Wherever "from" appears in a line, copy that line.

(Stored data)
§

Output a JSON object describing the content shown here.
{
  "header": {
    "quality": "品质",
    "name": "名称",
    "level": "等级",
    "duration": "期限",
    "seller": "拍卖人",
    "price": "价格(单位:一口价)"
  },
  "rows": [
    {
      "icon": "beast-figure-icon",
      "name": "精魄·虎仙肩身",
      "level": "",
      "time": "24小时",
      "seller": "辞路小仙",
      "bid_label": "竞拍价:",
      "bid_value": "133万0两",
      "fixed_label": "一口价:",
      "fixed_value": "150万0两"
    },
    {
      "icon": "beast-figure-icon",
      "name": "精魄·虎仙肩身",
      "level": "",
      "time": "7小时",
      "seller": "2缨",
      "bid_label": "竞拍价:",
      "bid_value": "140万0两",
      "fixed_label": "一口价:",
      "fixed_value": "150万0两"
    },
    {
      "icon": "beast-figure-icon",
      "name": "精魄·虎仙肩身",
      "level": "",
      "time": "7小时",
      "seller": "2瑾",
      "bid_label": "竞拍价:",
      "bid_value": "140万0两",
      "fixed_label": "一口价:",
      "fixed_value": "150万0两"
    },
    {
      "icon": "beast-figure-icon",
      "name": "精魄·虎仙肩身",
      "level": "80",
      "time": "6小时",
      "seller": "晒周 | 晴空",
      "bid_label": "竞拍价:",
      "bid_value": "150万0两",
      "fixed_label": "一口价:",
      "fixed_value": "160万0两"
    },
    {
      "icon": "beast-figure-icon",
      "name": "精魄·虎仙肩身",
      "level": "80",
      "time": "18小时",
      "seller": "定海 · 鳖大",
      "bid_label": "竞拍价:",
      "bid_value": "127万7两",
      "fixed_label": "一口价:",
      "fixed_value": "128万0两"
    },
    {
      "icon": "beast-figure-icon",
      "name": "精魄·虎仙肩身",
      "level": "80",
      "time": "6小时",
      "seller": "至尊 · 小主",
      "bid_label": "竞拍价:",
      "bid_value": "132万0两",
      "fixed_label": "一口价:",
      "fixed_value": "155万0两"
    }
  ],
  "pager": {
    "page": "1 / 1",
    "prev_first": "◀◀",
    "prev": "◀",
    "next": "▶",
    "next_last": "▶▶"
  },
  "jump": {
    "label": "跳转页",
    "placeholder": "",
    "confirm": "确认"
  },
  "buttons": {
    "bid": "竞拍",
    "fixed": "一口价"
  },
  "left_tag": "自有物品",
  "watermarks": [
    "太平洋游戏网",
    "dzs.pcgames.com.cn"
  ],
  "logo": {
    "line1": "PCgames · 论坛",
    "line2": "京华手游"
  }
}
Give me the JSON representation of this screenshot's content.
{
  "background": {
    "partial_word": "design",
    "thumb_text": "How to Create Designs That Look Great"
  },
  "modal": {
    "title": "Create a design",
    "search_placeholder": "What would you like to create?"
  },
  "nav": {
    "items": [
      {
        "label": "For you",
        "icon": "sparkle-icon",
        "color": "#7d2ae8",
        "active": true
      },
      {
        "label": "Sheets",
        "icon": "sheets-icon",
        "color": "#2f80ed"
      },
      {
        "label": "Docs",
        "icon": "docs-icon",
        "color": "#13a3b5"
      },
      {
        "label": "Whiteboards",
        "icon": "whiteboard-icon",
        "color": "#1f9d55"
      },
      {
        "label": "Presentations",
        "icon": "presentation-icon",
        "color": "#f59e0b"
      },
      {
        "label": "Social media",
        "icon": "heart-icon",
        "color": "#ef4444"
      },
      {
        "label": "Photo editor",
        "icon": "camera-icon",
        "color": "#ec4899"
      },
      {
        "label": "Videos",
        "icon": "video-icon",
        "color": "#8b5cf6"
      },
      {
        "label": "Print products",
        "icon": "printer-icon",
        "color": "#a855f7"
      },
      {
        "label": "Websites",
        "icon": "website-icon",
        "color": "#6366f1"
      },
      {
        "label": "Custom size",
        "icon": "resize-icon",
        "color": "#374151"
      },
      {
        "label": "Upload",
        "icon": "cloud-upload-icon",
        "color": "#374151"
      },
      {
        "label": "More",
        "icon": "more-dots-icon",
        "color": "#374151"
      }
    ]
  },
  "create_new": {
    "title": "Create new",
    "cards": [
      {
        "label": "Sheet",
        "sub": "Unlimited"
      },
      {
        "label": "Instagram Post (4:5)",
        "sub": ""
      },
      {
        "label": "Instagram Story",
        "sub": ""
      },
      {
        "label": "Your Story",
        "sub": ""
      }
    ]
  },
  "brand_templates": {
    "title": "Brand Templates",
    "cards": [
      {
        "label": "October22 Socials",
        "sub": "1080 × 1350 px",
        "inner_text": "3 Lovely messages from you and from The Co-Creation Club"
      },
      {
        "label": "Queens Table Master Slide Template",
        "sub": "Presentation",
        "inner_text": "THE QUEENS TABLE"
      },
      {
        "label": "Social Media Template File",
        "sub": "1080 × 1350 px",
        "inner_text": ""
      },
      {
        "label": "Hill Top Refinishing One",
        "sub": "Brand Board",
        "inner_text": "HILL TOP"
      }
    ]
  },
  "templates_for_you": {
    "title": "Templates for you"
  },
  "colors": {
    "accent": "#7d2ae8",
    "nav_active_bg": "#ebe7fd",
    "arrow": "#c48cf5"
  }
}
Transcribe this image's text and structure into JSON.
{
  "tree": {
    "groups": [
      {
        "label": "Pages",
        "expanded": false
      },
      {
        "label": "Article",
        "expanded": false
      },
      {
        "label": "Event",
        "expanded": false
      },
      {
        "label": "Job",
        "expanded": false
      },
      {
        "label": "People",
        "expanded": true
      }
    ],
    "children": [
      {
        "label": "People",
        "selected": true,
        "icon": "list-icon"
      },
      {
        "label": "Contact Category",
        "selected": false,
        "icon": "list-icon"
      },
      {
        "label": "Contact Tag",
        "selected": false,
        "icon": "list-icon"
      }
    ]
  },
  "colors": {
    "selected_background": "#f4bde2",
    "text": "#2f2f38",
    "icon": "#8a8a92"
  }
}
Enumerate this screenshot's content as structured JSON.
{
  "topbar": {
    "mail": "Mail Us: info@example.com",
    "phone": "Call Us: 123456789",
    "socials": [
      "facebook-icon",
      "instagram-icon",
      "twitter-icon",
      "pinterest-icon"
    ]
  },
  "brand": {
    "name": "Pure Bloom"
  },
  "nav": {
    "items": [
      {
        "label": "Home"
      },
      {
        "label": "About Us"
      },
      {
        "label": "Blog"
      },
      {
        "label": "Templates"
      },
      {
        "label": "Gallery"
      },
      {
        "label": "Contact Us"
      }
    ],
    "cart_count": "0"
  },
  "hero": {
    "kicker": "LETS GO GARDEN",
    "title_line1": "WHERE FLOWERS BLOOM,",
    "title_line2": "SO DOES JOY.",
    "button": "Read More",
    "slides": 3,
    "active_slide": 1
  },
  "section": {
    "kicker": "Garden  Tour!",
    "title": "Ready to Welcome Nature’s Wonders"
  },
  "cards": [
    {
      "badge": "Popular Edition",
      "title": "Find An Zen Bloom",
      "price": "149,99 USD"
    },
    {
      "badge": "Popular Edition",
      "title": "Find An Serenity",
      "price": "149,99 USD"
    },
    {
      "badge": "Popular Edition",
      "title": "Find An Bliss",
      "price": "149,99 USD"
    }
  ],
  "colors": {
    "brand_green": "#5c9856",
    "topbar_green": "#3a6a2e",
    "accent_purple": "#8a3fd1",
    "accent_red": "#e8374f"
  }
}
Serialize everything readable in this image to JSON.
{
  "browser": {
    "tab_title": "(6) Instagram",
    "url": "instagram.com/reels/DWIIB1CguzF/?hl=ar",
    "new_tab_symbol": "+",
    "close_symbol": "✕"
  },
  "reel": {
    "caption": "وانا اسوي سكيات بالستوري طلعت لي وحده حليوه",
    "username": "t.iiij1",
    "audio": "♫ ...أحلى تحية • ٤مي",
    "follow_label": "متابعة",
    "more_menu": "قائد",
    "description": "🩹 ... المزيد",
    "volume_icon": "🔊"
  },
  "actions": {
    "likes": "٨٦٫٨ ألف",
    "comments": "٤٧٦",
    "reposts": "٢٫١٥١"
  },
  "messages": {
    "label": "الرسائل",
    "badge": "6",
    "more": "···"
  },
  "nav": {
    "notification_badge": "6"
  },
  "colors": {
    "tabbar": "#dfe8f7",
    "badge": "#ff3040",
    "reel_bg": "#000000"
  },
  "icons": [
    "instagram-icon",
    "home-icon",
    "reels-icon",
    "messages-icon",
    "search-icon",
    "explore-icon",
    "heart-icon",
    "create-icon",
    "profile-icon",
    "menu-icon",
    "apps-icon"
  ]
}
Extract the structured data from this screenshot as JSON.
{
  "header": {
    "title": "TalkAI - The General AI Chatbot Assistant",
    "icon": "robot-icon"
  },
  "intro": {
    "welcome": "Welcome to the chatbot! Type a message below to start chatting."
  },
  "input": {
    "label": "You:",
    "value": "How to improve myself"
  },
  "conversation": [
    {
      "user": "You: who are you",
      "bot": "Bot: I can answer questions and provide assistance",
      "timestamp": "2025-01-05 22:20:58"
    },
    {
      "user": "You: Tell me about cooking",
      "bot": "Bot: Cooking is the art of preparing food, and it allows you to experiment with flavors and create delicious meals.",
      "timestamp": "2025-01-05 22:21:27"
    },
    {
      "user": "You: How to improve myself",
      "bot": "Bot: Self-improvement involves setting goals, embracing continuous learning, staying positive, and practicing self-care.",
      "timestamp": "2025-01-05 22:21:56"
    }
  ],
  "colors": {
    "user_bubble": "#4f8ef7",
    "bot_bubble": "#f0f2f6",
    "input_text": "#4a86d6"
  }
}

§

[Full solution]
        "inner_text": "3 Lovely messages from you and from The Co-Creation Club"
Extract the structured data from this screenshot as JSON.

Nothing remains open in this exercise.